Exercise instructions: Reproduce the lines word for word, from the first line through the line containing "181 494 190</box>", including both of those lines.
== Material provided
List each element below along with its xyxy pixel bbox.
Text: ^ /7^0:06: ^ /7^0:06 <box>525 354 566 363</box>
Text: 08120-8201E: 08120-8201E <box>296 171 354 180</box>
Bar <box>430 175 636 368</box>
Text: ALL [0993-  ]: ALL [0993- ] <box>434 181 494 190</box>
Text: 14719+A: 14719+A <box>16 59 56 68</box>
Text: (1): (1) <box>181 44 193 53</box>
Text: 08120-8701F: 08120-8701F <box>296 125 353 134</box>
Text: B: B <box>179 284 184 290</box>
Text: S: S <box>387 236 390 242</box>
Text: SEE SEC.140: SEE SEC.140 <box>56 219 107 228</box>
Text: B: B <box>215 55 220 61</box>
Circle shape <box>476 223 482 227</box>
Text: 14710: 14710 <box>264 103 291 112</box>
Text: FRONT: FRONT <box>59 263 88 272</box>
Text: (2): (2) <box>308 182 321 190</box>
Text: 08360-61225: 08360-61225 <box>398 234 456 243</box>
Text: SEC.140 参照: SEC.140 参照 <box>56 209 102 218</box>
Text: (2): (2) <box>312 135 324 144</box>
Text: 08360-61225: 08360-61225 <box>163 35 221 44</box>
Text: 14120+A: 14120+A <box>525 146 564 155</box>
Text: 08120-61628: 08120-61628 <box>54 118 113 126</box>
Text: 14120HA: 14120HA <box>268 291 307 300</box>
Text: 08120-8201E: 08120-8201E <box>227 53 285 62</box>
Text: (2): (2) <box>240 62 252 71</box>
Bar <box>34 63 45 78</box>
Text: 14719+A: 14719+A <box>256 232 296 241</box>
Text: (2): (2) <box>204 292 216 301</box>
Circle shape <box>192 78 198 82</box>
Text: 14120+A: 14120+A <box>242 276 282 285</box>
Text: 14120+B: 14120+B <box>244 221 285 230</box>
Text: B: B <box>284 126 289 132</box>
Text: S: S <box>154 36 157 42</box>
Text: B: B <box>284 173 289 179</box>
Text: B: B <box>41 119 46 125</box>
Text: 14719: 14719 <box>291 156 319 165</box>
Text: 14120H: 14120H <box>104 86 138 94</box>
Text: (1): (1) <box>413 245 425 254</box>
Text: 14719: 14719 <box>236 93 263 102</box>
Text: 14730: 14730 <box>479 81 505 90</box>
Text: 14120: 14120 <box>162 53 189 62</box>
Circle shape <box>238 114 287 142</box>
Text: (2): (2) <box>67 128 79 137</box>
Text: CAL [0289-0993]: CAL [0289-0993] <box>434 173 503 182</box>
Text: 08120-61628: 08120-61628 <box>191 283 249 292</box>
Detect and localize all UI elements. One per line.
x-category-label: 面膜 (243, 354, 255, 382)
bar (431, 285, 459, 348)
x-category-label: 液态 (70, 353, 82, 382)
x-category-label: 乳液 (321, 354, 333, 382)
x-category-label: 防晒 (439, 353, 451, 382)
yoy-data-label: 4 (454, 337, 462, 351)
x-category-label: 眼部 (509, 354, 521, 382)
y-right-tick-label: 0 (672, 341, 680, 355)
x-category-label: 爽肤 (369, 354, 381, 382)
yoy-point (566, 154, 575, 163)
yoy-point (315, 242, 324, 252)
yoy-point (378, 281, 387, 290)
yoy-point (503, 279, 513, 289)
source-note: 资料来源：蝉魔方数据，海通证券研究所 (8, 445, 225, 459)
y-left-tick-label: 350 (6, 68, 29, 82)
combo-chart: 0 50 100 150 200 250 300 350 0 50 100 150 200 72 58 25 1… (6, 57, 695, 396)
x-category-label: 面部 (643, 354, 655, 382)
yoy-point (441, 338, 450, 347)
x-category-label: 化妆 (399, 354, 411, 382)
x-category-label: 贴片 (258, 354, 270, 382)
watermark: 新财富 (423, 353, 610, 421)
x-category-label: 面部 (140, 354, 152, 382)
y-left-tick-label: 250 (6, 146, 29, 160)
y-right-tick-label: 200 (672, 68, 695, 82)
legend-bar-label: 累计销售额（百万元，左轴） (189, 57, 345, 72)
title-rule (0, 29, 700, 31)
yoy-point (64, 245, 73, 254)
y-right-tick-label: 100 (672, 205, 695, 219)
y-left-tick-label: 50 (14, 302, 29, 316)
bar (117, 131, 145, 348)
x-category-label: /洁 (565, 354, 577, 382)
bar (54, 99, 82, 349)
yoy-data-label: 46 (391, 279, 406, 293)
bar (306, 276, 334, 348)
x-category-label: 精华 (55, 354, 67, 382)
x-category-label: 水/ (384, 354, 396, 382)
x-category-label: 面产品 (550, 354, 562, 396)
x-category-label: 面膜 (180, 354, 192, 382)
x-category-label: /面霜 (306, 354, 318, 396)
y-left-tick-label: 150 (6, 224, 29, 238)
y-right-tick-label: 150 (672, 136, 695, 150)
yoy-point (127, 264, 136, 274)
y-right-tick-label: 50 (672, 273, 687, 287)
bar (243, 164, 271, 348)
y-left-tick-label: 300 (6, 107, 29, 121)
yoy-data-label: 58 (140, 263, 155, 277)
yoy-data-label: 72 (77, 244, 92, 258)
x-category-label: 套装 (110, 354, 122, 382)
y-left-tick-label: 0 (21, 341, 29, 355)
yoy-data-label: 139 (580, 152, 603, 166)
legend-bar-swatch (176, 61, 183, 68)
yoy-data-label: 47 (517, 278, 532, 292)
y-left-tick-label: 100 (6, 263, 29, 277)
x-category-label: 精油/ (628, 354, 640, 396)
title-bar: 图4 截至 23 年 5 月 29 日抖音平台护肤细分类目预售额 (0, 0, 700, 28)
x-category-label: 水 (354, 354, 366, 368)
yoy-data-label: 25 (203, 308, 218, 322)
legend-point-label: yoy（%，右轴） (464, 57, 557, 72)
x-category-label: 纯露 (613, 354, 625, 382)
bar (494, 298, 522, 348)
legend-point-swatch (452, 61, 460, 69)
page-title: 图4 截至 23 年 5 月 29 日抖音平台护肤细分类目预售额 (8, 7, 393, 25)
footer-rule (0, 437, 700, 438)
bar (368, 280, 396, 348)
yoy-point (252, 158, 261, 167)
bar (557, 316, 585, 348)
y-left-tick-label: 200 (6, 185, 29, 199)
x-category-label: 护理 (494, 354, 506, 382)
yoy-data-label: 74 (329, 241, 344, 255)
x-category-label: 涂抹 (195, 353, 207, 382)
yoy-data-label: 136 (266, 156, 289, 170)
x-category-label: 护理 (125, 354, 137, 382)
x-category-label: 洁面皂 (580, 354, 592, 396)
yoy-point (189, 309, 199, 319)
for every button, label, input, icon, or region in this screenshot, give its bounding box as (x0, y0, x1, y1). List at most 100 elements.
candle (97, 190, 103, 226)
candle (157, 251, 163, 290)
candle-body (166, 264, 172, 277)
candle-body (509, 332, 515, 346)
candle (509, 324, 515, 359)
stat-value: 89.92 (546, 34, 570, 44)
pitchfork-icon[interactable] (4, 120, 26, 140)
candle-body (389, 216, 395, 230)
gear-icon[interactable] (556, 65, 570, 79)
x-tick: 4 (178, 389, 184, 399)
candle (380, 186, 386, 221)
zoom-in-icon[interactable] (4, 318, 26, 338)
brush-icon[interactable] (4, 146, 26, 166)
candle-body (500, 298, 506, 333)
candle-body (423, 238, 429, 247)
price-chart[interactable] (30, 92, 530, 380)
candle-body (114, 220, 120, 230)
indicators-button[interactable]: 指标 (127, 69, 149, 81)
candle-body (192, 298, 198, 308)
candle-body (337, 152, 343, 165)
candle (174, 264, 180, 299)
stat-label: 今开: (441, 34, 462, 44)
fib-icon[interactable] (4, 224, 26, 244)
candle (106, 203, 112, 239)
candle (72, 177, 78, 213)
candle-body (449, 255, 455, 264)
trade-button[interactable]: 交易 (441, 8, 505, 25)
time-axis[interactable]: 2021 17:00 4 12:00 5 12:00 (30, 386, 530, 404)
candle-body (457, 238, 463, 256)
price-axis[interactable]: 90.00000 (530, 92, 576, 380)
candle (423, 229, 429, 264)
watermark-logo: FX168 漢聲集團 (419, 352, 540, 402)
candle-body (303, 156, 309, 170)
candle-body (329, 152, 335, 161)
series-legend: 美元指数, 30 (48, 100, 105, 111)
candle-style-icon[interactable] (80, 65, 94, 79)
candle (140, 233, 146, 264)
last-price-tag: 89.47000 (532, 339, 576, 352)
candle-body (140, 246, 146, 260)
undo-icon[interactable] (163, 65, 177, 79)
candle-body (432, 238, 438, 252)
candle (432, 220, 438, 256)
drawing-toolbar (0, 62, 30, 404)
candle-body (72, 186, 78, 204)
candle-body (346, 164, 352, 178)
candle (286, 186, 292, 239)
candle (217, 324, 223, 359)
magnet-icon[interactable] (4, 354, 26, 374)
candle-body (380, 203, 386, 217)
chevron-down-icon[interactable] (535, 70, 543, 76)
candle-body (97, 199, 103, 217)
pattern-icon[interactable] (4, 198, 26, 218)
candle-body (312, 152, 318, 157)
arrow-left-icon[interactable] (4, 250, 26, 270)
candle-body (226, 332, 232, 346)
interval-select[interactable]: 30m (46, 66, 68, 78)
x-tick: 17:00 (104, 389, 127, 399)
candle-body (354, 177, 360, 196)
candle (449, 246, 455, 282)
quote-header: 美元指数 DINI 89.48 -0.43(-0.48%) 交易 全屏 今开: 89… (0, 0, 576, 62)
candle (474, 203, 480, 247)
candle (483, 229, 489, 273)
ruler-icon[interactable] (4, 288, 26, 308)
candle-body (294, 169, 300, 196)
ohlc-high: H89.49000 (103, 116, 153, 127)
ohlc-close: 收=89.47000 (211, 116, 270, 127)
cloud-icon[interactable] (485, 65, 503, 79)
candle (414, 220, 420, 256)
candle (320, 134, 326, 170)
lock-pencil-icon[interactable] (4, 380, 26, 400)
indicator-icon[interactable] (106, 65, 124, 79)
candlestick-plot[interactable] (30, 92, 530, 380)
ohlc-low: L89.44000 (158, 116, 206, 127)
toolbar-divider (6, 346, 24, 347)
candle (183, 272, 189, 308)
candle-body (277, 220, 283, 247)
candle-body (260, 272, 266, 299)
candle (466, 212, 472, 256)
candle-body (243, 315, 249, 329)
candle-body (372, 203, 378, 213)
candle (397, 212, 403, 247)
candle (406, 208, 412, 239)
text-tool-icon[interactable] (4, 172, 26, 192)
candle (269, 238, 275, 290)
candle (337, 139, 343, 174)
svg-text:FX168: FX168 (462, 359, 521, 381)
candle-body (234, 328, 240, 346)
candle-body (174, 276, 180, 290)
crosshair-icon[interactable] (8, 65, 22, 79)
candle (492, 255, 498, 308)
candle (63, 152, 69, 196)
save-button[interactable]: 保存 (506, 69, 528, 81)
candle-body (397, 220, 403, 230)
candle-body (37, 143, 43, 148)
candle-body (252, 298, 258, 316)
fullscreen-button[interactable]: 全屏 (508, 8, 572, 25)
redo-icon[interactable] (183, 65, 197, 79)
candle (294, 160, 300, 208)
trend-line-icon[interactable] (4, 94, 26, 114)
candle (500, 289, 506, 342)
====
Task answer:
List each element below along with its xyxy pixel bbox.
Text: ^ /7^0:06: ^ /7^0:06 <box>525 354 566 363</box>
Text: 08120-8201E: 08120-8201E <box>296 171 354 180</box>
Bar <box>430 175 636 368</box>
Text: ALL [0993-  ]: ALL [0993- ] <box>434 181 494 190</box>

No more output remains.